# Drama, Drama, Drama s'agapo



## sagapo (Dec 9, 2008)

I am moving to Drama later this month. Does anybody have incites on the area?Are any Brits or Americans living there?


----------



## wka (Sep 18, 2009)

Hi... have you been there before? Drama is a quite provincial town. I have spent a fair amount of time in several of the surrounding villages with trips into Drama regularly - my husband has family in the villages. There is not a whole lot to do in Drama and it is a pretty low-key place. What kind of info are you looking for?


----------



## sagapo (Dec 9, 2008)

*Thanks for the reply*



wka said:


> Hi... have you been there before? Drama is a quite provincial town. I have spent a fair amount of time in several of the surrounding villages with trips into Drama regularly - my husband has family in the villages. There is not a whole lot to do in Drama and it is a pretty low-key place. What kind of info are you looking for?


Nope, never been there. The only time I was ever in Greece was for about four days, many years ago when I was 12 years old. I just married a Greek lady from Drama. She is there now and I'll be joining her in a couple of weeks. Low key sounds good to me. When we want more excitement, she has friends in Salonika, Athens, Hania, Mykonos.....

I'm am just really excited about seeing everything there. I've heard through her words how wonderful is her beloved city. The surounding areas are beautiful. Kavala is close. She has an apartment on the beach at Nea Peramos.

Speaking of nearby villages, her parents came from Kalos Agros.

In Piraeus she has some good friends who have her name on a bedroom door (one of 17 bedrooms) where she is always welcome. Theydon't live there full time but there chef does. 

They may have bucks but we don't.

Back to Drama, will I have a language problem. Do you think there might be Gringos living there?

I'm just too curious. I want to know anything and everything. I'll be in Drana on September 21st.


----------



## wka (Sep 18, 2009)

Hi - I really do not think you will find any native English speakers in Drama. It's really provincial! You will find plenty of people who can speak English who are Greek (it's required to be taught in the schools) but actual expats are probably very few! It's not a place that attracts visitors really as there are no "attractions" per se. However, there are a few archaeological sites in the area (Philippi is most notable) and a museum in Drama as well. There are plenty of cafes and restaurants and all that - it's a city, it's just not a city that visitors tend to go to. I think if you are looking for low-key, you'll be fine. And your wife will of course show you everything  Congratulations on your wedding by the way


----------



## yeliana (Sep 10, 2010)

I am on the same boat here, we are planning to move to Drama next year, my husband has family in Kato Nevrokopi, so if you are still in search of an expat... I will be there lol!


----------

*GIVEN REQUEST 1*. Write out the forum thread again, everything from "Nope, never been" down to "from Kalos Agros.", switching "apartment" to "flat".

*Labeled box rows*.
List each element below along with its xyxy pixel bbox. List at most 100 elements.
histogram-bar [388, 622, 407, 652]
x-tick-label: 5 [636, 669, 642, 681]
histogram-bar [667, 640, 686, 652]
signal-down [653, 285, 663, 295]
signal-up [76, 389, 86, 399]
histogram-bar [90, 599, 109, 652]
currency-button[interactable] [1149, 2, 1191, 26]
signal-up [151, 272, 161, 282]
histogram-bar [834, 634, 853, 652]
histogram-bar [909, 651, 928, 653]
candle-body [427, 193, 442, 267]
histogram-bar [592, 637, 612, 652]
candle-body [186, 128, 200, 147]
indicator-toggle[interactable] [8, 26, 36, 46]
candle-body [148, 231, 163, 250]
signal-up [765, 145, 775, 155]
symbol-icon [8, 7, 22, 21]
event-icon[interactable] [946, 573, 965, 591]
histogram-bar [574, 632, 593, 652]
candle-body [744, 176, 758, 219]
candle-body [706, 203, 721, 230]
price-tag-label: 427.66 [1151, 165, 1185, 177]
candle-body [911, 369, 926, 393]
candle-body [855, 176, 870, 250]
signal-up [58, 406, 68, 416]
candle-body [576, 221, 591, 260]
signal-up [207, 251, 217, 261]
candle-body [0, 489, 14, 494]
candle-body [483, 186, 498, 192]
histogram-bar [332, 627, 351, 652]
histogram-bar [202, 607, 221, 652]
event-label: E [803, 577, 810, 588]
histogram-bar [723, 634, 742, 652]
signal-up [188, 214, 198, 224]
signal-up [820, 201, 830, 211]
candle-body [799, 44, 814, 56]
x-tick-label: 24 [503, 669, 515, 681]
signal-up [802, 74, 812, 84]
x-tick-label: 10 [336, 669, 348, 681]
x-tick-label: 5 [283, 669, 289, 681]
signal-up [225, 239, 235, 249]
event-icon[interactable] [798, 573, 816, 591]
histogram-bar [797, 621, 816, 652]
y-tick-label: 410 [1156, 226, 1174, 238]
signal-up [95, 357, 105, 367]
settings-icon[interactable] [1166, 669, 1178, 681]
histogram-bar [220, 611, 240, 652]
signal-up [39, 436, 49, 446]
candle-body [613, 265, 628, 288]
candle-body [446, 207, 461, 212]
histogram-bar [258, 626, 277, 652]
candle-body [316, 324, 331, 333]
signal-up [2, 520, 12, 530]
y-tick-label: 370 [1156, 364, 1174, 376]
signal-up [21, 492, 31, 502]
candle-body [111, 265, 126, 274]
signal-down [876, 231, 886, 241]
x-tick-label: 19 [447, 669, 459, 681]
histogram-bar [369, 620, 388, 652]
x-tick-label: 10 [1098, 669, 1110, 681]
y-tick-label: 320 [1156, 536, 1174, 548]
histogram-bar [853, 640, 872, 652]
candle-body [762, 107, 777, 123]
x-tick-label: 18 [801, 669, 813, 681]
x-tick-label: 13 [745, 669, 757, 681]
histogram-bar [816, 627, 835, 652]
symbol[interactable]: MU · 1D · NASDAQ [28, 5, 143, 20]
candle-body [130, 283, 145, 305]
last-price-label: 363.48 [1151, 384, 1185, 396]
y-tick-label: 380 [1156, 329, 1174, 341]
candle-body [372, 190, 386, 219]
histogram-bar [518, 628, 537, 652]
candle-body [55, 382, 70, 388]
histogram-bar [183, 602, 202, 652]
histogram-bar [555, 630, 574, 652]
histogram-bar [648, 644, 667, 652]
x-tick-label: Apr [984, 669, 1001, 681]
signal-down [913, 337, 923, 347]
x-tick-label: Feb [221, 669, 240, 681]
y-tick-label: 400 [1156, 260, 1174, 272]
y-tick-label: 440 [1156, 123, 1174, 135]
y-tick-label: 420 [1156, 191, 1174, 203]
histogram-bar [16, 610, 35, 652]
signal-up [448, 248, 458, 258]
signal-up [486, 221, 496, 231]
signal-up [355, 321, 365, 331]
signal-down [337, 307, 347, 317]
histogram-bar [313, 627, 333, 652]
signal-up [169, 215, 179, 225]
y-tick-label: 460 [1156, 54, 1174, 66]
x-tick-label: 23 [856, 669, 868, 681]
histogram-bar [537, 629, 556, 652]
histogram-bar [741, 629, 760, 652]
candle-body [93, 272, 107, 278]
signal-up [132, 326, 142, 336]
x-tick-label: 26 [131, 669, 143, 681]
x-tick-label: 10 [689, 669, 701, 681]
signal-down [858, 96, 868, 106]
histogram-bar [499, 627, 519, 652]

*GIVEN REQUEST 2*. Quote the labeled box rows word for word, everything from the first row down to the line containing "signal-down [653, 285, 663, 295]", that line included.

*SOLUTION 1*.
Nope, never been there. The only time I was ever in Greece was for about four days, many years ago when I was 12 years old. I just married a Greek lady from Drama. She is there now and I'll be joining her in a couple of weeks. Low key sounds good to me. When we want more excitement, she has friends in Salonika, Athens, Hania, Mykonos.....

I'm am just really excited about seeing everything there. I've heard through her words how wonderful is her beloved city. The surounding areas are beautiful. Kavala is close. She has an flat on the beach at Nea Peramos.

Speaking of nearby villages, her parents came from Kalos Agros.

*SOLUTION 2*.
List each element below along with its xyxy pixel bbox. List at most 100 elements.
histogram-bar [388, 622, 407, 652]
x-tick-label: 5 [636, 669, 642, 681]
histogram-bar [667, 640, 686, 652]
signal-down [653, 285, 663, 295]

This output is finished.